**Stored records**:
## START

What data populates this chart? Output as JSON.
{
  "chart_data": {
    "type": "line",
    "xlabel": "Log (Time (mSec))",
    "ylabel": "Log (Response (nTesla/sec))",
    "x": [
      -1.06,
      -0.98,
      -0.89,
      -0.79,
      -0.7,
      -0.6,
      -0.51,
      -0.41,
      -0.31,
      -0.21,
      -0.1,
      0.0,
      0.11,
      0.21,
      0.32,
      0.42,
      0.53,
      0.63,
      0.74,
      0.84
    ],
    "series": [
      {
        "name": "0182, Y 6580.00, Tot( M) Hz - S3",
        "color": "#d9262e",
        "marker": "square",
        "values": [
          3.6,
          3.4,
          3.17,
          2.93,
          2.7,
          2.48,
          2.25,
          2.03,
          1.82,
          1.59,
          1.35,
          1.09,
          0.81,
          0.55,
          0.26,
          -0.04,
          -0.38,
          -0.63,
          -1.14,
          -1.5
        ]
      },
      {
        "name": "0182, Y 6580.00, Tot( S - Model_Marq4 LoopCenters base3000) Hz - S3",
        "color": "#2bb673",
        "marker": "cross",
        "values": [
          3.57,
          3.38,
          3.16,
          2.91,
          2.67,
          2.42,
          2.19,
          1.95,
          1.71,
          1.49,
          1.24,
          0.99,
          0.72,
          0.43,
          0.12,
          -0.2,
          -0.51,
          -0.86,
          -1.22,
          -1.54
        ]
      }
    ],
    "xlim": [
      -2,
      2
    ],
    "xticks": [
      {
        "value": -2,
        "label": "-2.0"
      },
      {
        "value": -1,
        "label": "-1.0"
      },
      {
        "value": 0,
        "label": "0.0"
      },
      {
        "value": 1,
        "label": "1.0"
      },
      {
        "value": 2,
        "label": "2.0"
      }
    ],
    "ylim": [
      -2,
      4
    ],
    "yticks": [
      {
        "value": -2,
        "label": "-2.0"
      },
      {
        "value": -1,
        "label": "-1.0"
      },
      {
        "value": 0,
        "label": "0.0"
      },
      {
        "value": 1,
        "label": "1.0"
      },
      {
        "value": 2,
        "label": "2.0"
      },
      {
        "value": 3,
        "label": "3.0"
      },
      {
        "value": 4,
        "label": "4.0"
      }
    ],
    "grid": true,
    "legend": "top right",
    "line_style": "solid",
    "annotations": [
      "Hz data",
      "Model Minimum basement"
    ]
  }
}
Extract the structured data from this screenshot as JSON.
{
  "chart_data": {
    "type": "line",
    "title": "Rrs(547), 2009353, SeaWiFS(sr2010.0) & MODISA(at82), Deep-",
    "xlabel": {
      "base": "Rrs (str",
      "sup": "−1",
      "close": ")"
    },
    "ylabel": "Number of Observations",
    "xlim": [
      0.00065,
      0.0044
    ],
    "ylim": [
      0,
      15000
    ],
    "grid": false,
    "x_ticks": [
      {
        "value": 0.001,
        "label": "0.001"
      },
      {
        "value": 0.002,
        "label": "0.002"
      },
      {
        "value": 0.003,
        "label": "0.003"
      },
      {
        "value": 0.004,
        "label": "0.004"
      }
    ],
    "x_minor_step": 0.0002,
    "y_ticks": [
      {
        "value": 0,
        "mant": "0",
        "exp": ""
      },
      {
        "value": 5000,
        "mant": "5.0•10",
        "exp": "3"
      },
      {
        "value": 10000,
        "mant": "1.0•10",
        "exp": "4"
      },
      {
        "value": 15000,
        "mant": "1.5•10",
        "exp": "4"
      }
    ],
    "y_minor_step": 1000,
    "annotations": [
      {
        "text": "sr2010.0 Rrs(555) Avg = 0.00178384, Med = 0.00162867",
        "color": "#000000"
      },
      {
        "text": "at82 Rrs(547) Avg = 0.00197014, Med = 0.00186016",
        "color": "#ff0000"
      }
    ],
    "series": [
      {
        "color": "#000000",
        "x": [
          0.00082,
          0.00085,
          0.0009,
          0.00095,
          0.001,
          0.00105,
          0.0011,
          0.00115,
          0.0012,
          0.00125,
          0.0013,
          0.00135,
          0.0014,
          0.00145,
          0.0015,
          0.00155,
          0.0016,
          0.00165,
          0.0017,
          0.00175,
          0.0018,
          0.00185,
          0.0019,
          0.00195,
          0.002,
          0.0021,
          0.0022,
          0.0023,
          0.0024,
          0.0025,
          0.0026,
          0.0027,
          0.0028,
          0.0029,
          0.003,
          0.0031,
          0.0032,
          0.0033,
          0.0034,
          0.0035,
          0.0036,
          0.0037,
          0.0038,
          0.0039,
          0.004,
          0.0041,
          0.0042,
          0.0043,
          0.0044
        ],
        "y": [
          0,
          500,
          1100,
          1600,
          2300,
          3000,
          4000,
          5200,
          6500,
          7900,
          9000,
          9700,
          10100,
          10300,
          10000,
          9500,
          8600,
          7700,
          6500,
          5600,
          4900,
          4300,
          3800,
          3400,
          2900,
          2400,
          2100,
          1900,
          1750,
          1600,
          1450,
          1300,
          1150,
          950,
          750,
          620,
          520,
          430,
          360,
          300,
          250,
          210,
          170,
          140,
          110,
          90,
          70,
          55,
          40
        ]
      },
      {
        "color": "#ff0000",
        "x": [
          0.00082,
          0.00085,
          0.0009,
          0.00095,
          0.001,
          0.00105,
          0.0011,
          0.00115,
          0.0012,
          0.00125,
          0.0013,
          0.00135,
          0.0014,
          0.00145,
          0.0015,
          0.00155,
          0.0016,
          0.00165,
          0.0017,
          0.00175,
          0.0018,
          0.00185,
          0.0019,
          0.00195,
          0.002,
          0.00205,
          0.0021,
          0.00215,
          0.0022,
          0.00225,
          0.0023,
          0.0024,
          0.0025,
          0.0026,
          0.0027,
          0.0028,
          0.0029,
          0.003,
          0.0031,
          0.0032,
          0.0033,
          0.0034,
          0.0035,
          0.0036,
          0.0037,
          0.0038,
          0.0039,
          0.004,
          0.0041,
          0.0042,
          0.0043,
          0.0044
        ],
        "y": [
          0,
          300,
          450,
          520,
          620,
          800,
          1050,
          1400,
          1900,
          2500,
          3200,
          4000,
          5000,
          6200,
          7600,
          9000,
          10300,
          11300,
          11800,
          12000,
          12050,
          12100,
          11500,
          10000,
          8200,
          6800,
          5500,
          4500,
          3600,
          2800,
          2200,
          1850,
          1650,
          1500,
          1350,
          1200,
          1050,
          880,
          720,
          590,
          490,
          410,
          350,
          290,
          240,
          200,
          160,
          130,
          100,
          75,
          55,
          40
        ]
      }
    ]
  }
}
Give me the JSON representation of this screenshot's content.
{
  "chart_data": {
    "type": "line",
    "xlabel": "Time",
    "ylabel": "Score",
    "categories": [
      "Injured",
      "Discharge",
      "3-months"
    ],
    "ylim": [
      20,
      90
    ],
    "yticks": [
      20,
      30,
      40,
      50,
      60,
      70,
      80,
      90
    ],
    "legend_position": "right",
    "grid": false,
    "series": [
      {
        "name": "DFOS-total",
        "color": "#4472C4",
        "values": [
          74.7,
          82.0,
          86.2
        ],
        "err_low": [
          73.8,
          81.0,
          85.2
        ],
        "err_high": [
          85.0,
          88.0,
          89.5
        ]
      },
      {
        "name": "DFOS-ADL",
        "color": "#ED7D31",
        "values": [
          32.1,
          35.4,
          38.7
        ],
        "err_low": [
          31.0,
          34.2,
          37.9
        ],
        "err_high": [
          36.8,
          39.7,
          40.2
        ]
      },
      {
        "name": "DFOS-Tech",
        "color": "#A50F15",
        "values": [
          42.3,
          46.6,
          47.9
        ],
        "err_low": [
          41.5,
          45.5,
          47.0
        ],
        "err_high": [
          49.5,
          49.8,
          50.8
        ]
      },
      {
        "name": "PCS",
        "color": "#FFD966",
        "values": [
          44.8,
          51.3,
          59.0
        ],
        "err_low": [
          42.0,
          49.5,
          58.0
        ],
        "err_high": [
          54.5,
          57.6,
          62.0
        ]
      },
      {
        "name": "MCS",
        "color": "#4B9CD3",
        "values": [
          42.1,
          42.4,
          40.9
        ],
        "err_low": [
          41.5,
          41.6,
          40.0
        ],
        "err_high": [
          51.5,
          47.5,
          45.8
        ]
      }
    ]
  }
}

## END

**Short problem**: In the records above, tally the lines where the word "color" appears, and give the number and nothing else.

**Exercise output**: 11